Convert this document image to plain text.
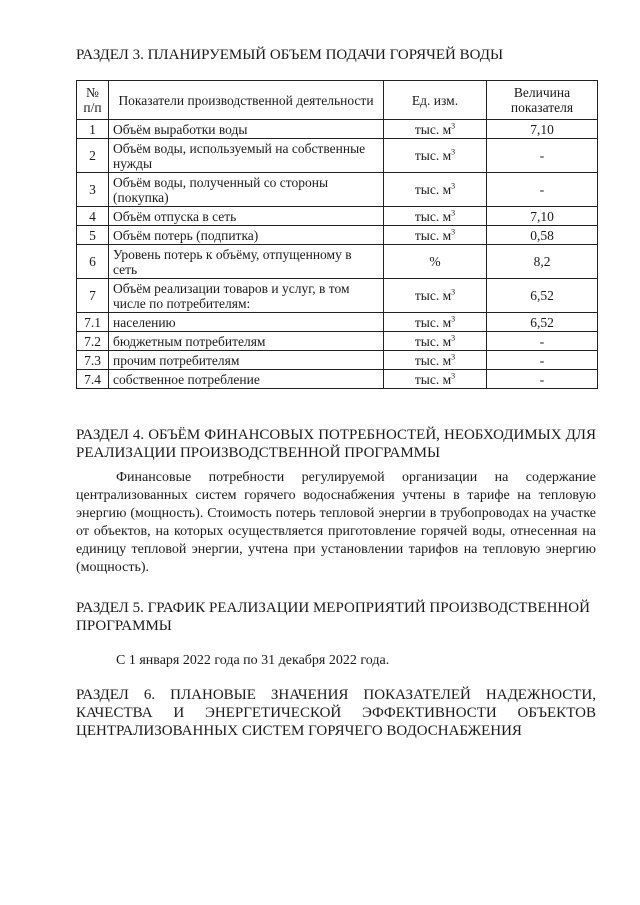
РАЗДЕЛ 3. ПЛАНИРУЕМЫЙ ОБЪЕМ ПОДАЧИ ГОРЯЧЕЙ ВОДЫ
№ п/п	Показатели производственной деятельности	Ед. изм.	Величина показателя
1	Объём выработки воды	тыс. $м^3$	7,10
2	Объём воды, используемый на собственные нужды	тыс. $м^3$	-
3	Объём воды, полученный со стороны (покупка)	тыс. $м^3$	-
4	Объём отпуска в сеть	тыс. $м^3$	7,10
5	Объём потерь (подпитка)	тыс. $м^3$	0,58
6	Уровень потерь к объёму, отпущенному в сеть	%	8,2
7	Объём реализации товаров и услуг, в том числе по потребителям:	тыс. $м^3$	6,52
7.1	населению	тыс. $м^3$	6,52
7.2	бюджетным потребителям	тыс. $м^3$	-
7.3	прочим потребителям	тыс. $м^3$	-
7.4	собственное потребление	тыс. $м^3$	-
РАЗДЕЛ 4. ОБЪЁМ ФИНАНСОВЫХ ПОТРЕБНОСТЕЙ, НЕОБХОДИМЫХ ДЛЯ РЕАЛИЗАЦИИ ПРОИЗВОДСТВЕННОЙ ПРОГРАММЫ
Финансовые потребности регулируемой организации на содержание централизованных систем горячего водоснабжения учтены в тарифе на тепловую энергию (мощность). Стоимость потерь тепловой энергии в трубопроводах на участке от объектов, на которых осуществляется приготовление горячей воды, отнесенная на единицу тепловой энергии, учтена при установлении тарифов на тепловую энергию (мощность).
РАЗДЕЛ 5. ГРАФИК РЕАЛИЗАЦИИ МЕРОПРИЯТИЙ ПРОИЗВОДСТВЕННОЙ ПРОГРАММЫ
С 1 января 2022 года по 31 декабря 2022 года.
РАЗДЕЛ 6. ПЛАНОВЫЕ ЗНАЧЕНИЯ ПОКАЗАТЕЛЕЙ НАДЕЖНОСТИ, КАЧЕСТВА И ЭНЕРГЕТИЧЕСКОЙ ЭФФЕКТИВНОСТИ ОБЪЕКТОВ ЦЕНТРАЛИЗОВАННЫХ СИСТЕМ ГОРЯЧЕГО ВОДОСНАБЖЕНИЯ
========================
TASK TO COMPLETE: Copy each line exactly, and leave the pictures out of your copy.

OUTPUT BELOW:
Convert this document image to plain text.
РАЗДЕЛ 3. ПЛАНИРУЕМЫЙ ОБЪЕМ ПОДАЧИ ГОРЯЧЕЙ ВОДЫ
№ п/п	Показатели производственной деятельности	Ед. изм.	Величина показателя
1	Объём выработки воды	тыс. $м^3$	7,10
2	Объём воды, используемый на собственные нужды	тыс. $м^3$	-
3	Объём воды, полученный со стороны (покупка)	тыс. $м^3$	-
4	Объём отпуска в сеть	тыс. $м^3$	7,10
5	Объём потерь (подпитка)	тыс. $м^3$	0,58
6	Уровень потерь к объёму, отпущенному в сеть	%	8,2
7	Объём реализации товаров и услуг, в том числе по потребителям:	тыс. $м^3$	6,52
7.1	населению	тыс. $м^3$	6,52
7.2	бюджетным потребителям	тыс. $м^3$	-
7.3	прочим потребителям	тыс. $м^3$	-
7.4	собственное потребление	тыс. $м^3$	-
РАЗДЕЛ 4. ОБЪЁМ ФИНАНСОВЫХ ПОТРЕБНОСТЕЙ, НЕОБХОДИМЫХ ДЛЯ РЕАЛИЗАЦИИ ПРОИЗВОДСТВЕННОЙ ПРОГРАММЫ
Финансовые потребности регулируемой организации на содержание централизованных систем горячего водоснабжения учтены в тарифе на тепловую энергию (мощность). Стоимость потерь тепловой энергии в трубопроводах на участке от объектов, на которых осуществляется приготовление горячей воды, отнесенная на единицу тепловой энергии, учтена при установлении тарифов на тепловую энергию (мощность).
РАЗДЕЛ 5. ГРАФИК РЕАЛИЗАЦИИ МЕРОПРИЯТИЙ ПРОИЗВОДСТВЕННОЙ ПРОГРАММЫ
С 1 января 2022 года по 31 декабря 2022 года.
РАЗДЕЛ 6. ПЛАНОВЫЕ ЗНАЧЕНИЯ ПОКАЗАТЕЛЕЙ НАДЕЖНОСТИ, КАЧЕСТВА И ЭНЕРГЕТИЧЕСКОЙ ЭФФЕКТИВНОСТИ ОБЪЕКТОВ ЦЕНТРАЛИЗОВАННЫХ СИСТЕМ ГОРЯЧЕГО ВОДОСНАБЖЕНИЯ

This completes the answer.